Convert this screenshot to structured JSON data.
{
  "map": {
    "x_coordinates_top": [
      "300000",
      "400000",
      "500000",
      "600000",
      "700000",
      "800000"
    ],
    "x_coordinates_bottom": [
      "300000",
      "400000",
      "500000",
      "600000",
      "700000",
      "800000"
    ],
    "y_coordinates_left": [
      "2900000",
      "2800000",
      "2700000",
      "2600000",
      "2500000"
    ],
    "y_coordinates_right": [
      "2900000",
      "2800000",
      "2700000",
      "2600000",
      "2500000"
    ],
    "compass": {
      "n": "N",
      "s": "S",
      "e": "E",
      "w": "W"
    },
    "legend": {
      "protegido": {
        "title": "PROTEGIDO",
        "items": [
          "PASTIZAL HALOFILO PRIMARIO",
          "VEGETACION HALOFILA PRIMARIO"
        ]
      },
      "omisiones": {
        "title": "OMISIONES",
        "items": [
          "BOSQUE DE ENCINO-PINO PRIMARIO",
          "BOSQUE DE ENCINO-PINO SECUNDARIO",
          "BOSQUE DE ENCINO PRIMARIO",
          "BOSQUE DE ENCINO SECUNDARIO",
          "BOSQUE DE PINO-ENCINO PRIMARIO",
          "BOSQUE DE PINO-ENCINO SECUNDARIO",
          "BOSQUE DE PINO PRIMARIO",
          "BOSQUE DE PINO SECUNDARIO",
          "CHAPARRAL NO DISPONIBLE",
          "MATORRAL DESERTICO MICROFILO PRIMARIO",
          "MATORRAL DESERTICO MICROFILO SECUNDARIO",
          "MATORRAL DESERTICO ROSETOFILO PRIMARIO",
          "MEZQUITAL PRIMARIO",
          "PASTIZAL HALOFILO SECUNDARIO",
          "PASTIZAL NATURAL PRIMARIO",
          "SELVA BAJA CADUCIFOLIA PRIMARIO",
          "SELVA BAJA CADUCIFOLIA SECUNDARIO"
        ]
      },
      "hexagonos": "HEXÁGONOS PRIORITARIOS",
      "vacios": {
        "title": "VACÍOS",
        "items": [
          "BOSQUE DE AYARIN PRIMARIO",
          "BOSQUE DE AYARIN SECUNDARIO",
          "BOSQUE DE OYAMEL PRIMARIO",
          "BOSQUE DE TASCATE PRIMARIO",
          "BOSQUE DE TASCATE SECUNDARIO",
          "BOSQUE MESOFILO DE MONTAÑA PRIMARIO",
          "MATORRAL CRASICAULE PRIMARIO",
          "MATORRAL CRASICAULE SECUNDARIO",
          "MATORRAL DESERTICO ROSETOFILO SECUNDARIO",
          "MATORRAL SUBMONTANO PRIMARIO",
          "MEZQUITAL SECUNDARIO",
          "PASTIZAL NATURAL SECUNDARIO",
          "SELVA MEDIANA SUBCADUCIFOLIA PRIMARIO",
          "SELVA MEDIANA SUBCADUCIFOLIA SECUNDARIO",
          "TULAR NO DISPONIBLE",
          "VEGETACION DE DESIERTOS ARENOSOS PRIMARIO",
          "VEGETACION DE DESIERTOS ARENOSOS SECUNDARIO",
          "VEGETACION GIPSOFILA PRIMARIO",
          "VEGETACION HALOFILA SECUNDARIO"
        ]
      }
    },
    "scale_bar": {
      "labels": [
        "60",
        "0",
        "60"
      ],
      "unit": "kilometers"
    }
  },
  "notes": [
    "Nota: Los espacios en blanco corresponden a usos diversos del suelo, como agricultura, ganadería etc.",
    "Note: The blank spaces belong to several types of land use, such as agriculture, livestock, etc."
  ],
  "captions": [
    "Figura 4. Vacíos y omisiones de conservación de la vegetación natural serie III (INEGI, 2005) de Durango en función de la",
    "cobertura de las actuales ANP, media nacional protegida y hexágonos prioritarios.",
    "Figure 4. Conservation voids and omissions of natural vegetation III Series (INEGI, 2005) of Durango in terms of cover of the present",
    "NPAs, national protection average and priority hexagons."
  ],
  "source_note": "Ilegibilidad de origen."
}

▸ **TASK TO COMPLETE**: Write out the data exactly as it stands.

▸ **RESPONSE TO THE EXERCISE**:
Convert this screenshot to structured JSON data.
{
  "map": {
    "x_coordinates_top": [
      "300000",
      "400000",
      "500000",
      "600000",
      "700000",
      "800000"
    ],
    "x_coordinates_bottom": [
      "300000",
      "400000",
      "500000",
      "600000",
      "700000",
      "800000"
    ],
    "y_coordinates_left": [
      "2900000",
      "2800000",
      "2700000",
      "2600000",
      "2500000"
    ],
    "y_coordinates_right": [
      "2900000",
      "2800000",
      "2700000",
      "2600000",
      "2500000"
    ],
    "compass": {
      "n": "N",
      "s": "S",
      "e": "E",
      "w": "W"
    },
    "legend": {
      "protegido": {
        "title": "PROTEGIDO",
        "items": [
          "PASTIZAL HALOFILO PRIMARIO",
          "VEGETACION HALOFILA PRIMARIO"
        ]
      },
      "omisiones": {
        "title": "OMISIONES",
        "items": [
          "BOSQUE DE ENCINO-PINO PRIMARIO",
          "BOSQUE DE ENCINO-PINO SECUNDARIO",
          "BOSQUE DE ENCINO PRIMARIO",
          "BOSQUE DE ENCINO SECUNDARIO",
          "BOSQUE DE PINO-ENCINO PRIMARIO",
          "BOSQUE DE PINO-ENCINO SECUNDARIO",
          "BOSQUE DE PINO PRIMARIO",
          "BOSQUE DE PINO SECUNDARIO",
          "CHAPARRAL NO DISPONIBLE",
          "MATORRAL DESERTICO MICROFILO PRIMARIO",
          "MATORRAL DESERTICO MICROFILO SECUNDARIO",
          "MATORRAL DESERTICO ROSETOFILO PRIMARIO",
          "MEZQUITAL PRIMARIO",
          "PASTIZAL HALOFILO SECUNDARIO",
          "PASTIZAL NATURAL PRIMARIO",
          "SELVA BAJA CADUCIFOLIA PRIMARIO",
          "SELVA BAJA CADUCIFOLIA SECUNDARIO"
        ]
      },
      "hexagonos": "HEXÁGONOS PRIORITARIOS",
      "vacios": {
        "title": "VACÍOS",
        "items": [
          "BOSQUE DE AYARIN PRIMARIO",
          "BOSQUE DE AYARIN SECUNDARIO",
          "BOSQUE DE OYAMEL PRIMARIO",
          "BOSQUE DE TASCATE PRIMARIO",
          "BOSQUE DE TASCATE SECUNDARIO",
          "BOSQUE MESOFILO DE MONTAÑA PRIMARIO",
          "MATORRAL CRASICAULE PRIMARIO",
          "MATORRAL CRASICAULE SECUNDARIO",
          "MATORRAL DESERTICO ROSETOFILO SECUNDARIO",
          "MATORRAL SUBMONTANO PRIMARIO",
          "MEZQUITAL SECUNDARIO",
          "PASTIZAL NATURAL SECUNDARIO",
          "SELVA MEDIANA SUBCADUCIFOLIA PRIMARIO",
          "SELVA MEDIANA SUBCADUCIFOLIA SECUNDARIO",
          "TULAR NO DISPONIBLE",
          "VEGETACION DE DESIERTOS ARENOSOS PRIMARIO",
          "VEGETACION DE DESIERTOS ARENOSOS SECUNDARIO",
          "VEGETACION GIPSOFILA PRIMARIO",
          "VEGETACION HALOFILA SECUNDARIO"
        ]
      }
    },
    "scale_bar": {
      "labels": [
        "60",
        "0",
        "60"
      ],
      "unit": "kilometers"
    }
  },
  "notes": [
    "Nota: Los espacios en blanco corresponden a usos diversos del suelo, como agricultura, ganadería etc.",
    "Note: The blank spaces belong to several types of land use, such as agriculture, livestock, etc."
  ],
  "captions": [
    "Figura 4. Vacíos y omisiones de conservación de la vegetación natural serie III (INEGI, 2005) de Durango en función de la",
    "cobertura de las actuales ANP, media nacional protegida y hexágonos prioritarios.",
    "Figure 4. Conservation voids and omissions of natural vegetation III Series (INEGI, 2005) of Durango in terms of cover of the present",
    "NPAs, national protection average and priority hexagons."
  ],
  "source_note": "Ilegibilidad de origen."
}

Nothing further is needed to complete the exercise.